• Exercise details: Copy the material below line for line, keeping every word, number and symbol unchanged.

• The input:
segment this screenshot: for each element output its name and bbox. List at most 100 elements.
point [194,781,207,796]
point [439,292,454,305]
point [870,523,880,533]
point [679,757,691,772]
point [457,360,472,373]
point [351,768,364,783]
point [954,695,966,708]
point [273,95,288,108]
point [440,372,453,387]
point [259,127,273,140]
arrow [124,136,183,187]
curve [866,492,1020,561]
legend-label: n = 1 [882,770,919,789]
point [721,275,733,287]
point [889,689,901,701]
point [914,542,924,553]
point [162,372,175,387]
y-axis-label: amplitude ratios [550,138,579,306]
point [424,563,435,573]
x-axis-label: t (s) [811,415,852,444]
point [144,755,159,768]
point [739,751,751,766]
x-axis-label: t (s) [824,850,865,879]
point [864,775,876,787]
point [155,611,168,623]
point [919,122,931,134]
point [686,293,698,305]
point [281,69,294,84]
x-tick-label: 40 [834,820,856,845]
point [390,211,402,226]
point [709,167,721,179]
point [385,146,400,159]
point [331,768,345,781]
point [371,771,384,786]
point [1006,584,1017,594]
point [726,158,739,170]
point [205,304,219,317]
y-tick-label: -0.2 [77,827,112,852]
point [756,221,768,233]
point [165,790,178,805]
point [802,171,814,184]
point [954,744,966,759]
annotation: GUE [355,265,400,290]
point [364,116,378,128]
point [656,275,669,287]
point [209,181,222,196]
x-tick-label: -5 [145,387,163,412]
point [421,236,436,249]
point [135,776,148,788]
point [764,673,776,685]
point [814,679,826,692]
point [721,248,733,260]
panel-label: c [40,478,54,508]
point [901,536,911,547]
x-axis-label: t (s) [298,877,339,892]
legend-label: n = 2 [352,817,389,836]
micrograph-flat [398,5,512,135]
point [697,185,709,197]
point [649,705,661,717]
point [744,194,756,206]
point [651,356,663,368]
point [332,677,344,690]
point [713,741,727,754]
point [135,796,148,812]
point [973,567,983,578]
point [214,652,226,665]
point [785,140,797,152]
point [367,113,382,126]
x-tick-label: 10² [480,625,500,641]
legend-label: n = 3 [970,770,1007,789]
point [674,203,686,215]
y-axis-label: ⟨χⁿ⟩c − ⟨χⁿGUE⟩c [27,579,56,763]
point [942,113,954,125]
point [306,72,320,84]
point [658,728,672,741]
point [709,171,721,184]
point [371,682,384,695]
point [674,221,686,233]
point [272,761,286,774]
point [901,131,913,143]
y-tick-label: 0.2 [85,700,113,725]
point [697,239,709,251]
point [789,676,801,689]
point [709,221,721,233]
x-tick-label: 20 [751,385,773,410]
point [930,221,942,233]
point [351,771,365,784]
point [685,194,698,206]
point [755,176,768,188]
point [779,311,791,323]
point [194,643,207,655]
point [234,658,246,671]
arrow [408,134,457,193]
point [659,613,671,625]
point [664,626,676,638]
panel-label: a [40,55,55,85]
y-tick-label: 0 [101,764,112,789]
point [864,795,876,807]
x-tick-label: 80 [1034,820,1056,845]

• The reply:
segment this screenshot: for each element output its name and bbox. List at most 100 elements.
point [194,781,207,796]
point [439,292,454,305]
point [870,523,880,533]
point [679,757,691,772]
point [457,360,472,373]
point [351,768,364,783]
point [954,695,966,708]
point [273,95,288,108]
point [440,372,453,387]
point [259,127,273,140]
arrow [124,136,183,187]
curve [866,492,1020,561]
legend-label: n = 1 [882,770,919,789]
point [721,275,733,287]
point [889,689,901,701]
point [914,542,924,553]
point [162,372,175,387]
y-axis-label: amplitude ratios [550,138,579,306]
point [424,563,435,573]
x-axis-label: t (s) [811,415,852,444]
point [144,755,159,768]
point [739,751,751,766]
x-axis-label: t (s) [824,850,865,879]
point [864,775,876,787]
point [155,611,168,623]
point [919,122,931,134]
point [686,293,698,305]
point [281,69,294,84]
x-tick-label: 40 [834,820,856,845]
point [390,211,402,226]
point [709,167,721,179]
point [385,146,400,159]
point [331,768,345,781]
point [371,771,384,786]
point [1006,584,1017,594]
point [726,158,739,170]
point [205,304,219,317]
y-tick-label: -0.2 [77,827,112,852]
point [756,221,768,233]
point [165,790,178,805]
point [802,171,814,184]
point [954,744,966,759]
annotation: GUE [355,265,400,290]
point [364,116,378,128]
point [656,275,669,287]
point [209,181,222,196]
x-tick-label: -5 [145,387,163,412]
point [421,236,436,249]
point [135,776,148,788]
point [764,673,776,685]
point [814,679,826,692]
point [721,248,733,260]
panel-label: c [40,478,54,508]
point [901,536,911,547]
x-axis-label: t (s) [298,877,339,892]
legend-label: n = 2 [352,817,389,836]
micrograph-flat [398,5,512,135]
point [697,185,709,197]
point [649,705,661,717]
point [744,194,756,206]
point [651,356,663,368]
point [332,677,344,690]
point [713,741,727,754]
point [135,796,148,812]
point [973,567,983,578]
point [214,652,226,665]
point [785,140,797,152]
point [367,113,382,126]
x-tick-label: 10² [480,625,500,641]
legend-label: n = 3 [970,770,1007,789]
point [674,203,686,215]
y-axis-label: ⟨χⁿ⟩c − ⟨χⁿGUE⟩c [27,579,56,763]
point [942,113,954,125]
point [306,72,320,84]
point [658,728,672,741]
point [709,171,721,184]
point [371,682,384,695]
point [674,221,686,233]
point [272,761,286,774]
point [901,131,913,143]
y-tick-label: 0.2 [85,700,113,725]
point [697,239,709,251]
point [789,676,801,689]
point [709,221,721,233]
x-tick-label: 20 [751,385,773,410]
point [930,221,942,233]
point [351,771,365,784]
point [685,194,698,206]
point [755,176,768,188]
point [779,311,791,323]
point [194,643,207,655]
point [234,658,246,671]
arrow [408,134,457,193]
point [659,613,671,625]
point [664,626,676,638]
panel-label: a [40,55,55,85]
y-tick-label: 0 [101,764,112,789]
point [864,795,876,807]
x-tick-label: 80 [1034,820,1056,845]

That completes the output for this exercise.